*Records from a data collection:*
>> Begin
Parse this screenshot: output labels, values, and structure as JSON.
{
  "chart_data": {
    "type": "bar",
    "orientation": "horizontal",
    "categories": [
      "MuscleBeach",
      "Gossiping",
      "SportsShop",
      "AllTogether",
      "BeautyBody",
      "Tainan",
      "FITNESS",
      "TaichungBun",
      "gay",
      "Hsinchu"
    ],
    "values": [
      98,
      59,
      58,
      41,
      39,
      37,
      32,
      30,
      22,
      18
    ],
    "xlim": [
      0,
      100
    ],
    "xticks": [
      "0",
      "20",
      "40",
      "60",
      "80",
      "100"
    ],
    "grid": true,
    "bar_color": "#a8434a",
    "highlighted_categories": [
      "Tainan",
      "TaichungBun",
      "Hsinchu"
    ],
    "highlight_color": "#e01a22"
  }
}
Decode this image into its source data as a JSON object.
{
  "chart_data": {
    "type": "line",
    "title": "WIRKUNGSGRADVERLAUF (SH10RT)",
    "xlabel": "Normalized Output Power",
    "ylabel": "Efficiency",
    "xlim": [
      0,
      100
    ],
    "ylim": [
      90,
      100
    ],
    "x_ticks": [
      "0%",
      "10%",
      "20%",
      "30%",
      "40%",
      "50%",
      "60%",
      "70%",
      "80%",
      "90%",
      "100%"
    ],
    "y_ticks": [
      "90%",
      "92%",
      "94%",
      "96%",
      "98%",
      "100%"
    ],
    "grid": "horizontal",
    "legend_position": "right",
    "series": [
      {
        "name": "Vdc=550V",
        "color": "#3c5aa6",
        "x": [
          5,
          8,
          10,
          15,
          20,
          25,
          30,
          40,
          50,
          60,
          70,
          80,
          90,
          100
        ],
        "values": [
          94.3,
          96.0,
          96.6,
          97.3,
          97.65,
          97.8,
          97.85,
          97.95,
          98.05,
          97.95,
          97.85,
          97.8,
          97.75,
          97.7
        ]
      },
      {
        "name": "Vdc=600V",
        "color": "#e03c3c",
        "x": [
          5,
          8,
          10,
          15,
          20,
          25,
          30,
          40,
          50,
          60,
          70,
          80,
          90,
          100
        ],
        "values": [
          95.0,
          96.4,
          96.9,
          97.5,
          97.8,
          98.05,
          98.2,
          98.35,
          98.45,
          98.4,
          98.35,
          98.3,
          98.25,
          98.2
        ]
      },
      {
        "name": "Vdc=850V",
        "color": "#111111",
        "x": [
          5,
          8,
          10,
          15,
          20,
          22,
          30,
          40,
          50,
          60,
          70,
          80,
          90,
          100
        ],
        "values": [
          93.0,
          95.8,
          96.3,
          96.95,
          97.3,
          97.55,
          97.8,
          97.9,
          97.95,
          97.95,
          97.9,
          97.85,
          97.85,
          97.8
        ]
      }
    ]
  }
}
>> End
*WHAT IS EXPECTED:*
Write each line above out exactly.

*EXPECTED OUTPUT:*
Parse this screenshot: output labels, values, and structure as JSON.
{
  "chart_data": {
    "type": "bar",
    "orientation": "horizontal",
    "categories": [
      "MuscleBeach",
      "Gossiping",
      "SportsShop",
      "AllTogether",
      "BeautyBody",
      "Tainan",
      "FITNESS",
      "TaichungBun",
      "gay",
      "Hsinchu"
    ],
    "values": [
      98,
      59,
      58,
      41,
      39,
      37,
      32,
      30,
      22,
      18
    ],
    "xlim": [
      0,
      100
    ],
    "xticks": [
      "0",
      "20",
      "40",
      "60",
      "80",
      "100"
    ],
    "grid": true,
    "bar_color": "#a8434a",
    "highlighted_categories": [
      "Tainan",
      "TaichungBun",
      "Hsinchu"
    ],
    "highlight_color": "#e01a22"
  }
}
Decode this image into its source data as a JSON object.
{
  "chart_data": {
    "type": "line",
    "title": "WIRKUNGSGRADVERLAUF (SH10RT)",
    "xlabel": "Normalized Output Power",
    "ylabel": "Efficiency",
    "xlim": [
      0,
      100
    ],
    "ylim": [
      90,
      100
    ],
    "x_ticks": [
      "0%",
      "10%",
      "20%",
      "30%",
      "40%",
      "50%",
      "60%",
      "70%",
      "80%",
      "90%",
      "100%"
    ],
    "y_ticks": [
      "90%",
      "92%",
      "94%",
      "96%",
      "98%",
      "100%"
    ],
    "grid": "horizontal",
    "legend_position": "right",
    "series": [
      {
        "name": "Vdc=550V",
        "color": "#3c5aa6",
        "x": [
          5,
          8,
          10,
          15,
          20,
          25,
          30,
          40,
          50,
          60,
          70,
          80,
          90,
          100
        ],
        "values": [
          94.3,
          96.0,
          96.6,
          97.3,
          97.65,
          97.8,
          97.85,
          97.95,
          98.05,
          97.95,
          97.85,
          97.8,
          97.75,
          97.7
        ]
      },
      {
        "name": "Vdc=600V",
        "color": "#e03c3c",
        "x": [
          5,
          8,
          10,
          15,
          20,
          25,
          30,
          40,
          50,
          60,
          70,
          80,
          90,
          100
        ],
        "values": [
          95.0,
          96.4,
          96.9,
          97.5,
          97.8,
          98.05,
          98.2,
          98.35,
          98.45,
          98.4,
          98.35,
          98.3,
          98.25,
          98.2
        ]
      },
      {
        "name": "Vdc=850V",
        "color": "#111111",
        "x": [
          5,
          8,
          10,
          15,
          20,
          22,
          30,
          40,
          50,
          60,
          70,
          80,
          90,
          100
        ],
        "values": [
          93.0,
          95.8,
          96.3,
          96.95,
          97.3,
          97.55,
          97.8,
          97.9,
          97.95,
          97.95,
          97.9,
          97.85,
          97.85,
          97.8
        ]
      }
    ]
  }
}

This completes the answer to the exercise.